§ **WHAT TO PRODUCE**:
Find the lines with "help" in them and copy them out.

** Begin DATA IN THIS EXERCISE **

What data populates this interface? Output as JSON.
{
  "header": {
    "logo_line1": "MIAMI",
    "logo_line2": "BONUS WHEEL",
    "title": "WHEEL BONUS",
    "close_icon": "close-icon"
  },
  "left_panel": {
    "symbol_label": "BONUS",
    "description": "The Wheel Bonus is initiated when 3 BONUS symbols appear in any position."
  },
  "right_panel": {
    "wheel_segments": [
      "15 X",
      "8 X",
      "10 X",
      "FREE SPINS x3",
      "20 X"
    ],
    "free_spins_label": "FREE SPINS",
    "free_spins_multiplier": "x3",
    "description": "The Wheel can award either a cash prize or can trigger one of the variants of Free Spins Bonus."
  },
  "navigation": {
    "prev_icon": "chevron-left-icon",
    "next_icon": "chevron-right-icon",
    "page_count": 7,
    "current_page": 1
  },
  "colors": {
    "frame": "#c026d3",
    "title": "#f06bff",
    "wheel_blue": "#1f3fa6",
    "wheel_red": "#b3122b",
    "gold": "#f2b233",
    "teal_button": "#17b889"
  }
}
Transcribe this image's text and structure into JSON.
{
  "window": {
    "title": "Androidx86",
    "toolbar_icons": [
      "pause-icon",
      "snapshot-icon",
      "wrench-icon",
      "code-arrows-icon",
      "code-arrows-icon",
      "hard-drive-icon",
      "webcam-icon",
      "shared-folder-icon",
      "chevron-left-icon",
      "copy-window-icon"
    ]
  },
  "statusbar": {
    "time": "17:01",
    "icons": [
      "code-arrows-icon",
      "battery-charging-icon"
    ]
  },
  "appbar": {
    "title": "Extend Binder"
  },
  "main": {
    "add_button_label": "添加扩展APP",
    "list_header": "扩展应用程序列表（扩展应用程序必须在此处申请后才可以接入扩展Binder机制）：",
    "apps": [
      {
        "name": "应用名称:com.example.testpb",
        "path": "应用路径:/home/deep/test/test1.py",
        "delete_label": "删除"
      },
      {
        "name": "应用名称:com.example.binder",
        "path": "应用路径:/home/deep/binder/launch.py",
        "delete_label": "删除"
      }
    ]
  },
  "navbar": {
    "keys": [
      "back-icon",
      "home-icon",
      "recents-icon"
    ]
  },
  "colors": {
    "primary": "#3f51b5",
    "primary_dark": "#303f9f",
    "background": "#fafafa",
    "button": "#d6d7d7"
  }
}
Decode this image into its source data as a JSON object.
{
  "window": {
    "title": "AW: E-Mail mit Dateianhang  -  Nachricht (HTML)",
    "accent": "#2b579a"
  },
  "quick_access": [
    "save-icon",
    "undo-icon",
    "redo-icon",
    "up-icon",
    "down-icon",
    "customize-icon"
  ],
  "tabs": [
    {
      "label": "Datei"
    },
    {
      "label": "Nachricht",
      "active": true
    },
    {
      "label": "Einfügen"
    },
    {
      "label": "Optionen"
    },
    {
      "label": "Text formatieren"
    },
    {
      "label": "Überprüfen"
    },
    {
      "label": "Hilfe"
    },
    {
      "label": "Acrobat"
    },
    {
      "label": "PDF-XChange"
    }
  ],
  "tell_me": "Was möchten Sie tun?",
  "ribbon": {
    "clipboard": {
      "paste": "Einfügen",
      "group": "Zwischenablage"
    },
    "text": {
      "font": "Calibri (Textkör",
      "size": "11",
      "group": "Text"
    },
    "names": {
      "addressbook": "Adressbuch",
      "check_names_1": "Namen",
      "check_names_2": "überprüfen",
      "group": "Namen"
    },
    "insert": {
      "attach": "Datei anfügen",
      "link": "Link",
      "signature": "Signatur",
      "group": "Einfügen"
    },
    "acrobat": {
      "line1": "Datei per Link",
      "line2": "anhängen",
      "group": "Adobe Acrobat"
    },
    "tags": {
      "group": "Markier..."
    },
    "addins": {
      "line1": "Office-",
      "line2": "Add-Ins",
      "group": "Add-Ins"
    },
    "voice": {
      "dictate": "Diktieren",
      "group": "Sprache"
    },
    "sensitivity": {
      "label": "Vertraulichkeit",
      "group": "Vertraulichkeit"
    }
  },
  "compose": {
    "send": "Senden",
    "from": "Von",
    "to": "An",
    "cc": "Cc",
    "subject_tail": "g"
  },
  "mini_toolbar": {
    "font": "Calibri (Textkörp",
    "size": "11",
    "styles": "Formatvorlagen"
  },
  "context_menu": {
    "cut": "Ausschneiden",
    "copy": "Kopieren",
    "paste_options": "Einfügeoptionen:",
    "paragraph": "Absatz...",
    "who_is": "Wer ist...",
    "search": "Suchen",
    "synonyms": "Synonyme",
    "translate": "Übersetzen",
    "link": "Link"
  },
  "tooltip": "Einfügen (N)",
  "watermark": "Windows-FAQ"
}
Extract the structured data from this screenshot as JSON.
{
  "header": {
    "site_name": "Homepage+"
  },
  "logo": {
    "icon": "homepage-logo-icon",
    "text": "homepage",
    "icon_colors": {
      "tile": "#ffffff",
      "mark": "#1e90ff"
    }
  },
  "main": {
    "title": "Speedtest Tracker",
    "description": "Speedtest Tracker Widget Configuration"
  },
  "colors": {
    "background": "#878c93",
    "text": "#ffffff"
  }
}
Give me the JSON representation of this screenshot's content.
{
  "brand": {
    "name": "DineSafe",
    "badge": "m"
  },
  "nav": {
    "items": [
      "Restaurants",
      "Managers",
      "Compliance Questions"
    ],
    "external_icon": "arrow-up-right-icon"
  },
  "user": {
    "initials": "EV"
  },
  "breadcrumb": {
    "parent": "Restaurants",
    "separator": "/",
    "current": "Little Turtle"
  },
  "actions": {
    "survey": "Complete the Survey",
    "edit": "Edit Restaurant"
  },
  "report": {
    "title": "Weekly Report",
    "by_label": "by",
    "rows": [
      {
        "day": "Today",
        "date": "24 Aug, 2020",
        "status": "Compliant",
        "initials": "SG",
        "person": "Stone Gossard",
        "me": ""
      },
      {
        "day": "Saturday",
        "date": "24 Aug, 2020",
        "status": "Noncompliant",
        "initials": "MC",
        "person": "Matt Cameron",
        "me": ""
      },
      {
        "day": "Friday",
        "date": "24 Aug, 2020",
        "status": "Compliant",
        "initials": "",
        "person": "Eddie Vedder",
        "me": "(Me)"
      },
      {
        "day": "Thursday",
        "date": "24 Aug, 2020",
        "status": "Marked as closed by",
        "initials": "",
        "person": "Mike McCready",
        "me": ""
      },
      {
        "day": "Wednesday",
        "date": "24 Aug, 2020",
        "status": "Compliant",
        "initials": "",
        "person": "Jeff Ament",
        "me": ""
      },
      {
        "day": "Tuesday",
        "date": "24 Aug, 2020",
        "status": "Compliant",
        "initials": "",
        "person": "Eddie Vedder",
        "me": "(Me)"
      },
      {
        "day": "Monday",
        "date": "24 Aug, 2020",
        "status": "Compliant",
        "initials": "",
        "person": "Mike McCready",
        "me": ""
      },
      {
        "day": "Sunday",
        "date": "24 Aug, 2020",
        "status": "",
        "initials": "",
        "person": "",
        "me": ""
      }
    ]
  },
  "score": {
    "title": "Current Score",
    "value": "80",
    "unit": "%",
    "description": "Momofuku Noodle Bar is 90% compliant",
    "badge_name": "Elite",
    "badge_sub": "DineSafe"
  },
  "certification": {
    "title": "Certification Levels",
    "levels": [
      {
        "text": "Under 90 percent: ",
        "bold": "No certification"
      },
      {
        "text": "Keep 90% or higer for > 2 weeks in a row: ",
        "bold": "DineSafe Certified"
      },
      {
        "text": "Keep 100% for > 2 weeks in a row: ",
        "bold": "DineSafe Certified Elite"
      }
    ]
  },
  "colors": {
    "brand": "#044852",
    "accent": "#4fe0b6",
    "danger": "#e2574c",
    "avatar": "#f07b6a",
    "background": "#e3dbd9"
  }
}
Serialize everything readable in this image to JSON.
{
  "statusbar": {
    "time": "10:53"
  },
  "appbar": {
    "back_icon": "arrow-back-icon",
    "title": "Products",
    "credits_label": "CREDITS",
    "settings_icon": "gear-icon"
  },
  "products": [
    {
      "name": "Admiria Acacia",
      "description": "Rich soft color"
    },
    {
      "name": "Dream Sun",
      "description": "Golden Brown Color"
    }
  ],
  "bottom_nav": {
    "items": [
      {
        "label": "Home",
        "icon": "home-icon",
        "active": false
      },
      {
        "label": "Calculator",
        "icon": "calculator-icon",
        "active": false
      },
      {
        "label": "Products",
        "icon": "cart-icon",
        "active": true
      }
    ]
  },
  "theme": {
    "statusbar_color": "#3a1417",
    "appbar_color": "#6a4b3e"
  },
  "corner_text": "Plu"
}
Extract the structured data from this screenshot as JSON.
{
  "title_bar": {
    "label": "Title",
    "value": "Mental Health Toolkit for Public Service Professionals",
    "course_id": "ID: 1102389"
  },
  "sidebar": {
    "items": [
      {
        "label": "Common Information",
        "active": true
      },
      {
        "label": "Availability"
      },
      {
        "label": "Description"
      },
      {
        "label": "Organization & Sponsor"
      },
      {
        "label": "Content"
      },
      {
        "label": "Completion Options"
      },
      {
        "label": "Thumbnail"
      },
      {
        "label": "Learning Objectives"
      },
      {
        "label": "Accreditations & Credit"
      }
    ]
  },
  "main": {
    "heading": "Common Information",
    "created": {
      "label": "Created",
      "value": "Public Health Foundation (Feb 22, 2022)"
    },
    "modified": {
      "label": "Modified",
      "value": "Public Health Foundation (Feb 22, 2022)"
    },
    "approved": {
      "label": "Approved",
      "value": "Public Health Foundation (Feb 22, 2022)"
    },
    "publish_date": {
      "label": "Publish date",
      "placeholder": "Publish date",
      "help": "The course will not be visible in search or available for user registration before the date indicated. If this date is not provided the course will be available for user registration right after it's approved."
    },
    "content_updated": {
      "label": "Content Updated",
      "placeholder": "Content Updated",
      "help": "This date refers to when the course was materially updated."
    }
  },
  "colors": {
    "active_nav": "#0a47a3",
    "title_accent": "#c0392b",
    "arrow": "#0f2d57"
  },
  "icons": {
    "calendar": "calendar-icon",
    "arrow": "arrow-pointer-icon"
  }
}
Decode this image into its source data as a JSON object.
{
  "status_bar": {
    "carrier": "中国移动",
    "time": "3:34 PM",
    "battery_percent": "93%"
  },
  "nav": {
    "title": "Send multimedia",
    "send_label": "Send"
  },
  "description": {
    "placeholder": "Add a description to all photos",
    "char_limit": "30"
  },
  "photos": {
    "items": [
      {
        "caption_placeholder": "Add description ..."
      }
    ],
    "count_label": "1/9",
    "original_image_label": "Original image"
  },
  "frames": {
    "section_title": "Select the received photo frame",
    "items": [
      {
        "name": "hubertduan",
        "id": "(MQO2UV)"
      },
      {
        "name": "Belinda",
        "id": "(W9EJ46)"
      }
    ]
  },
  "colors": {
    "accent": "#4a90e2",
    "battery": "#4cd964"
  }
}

** End DATA IN THIS EXERCISE **

§ **RESULT**:
      "help": "The course will not be visible in search or available for user registration before the date indicated. If this date is not provided the course will be available for user registration right after it's approved."
      "help": "This date refers to when the course was materially updated."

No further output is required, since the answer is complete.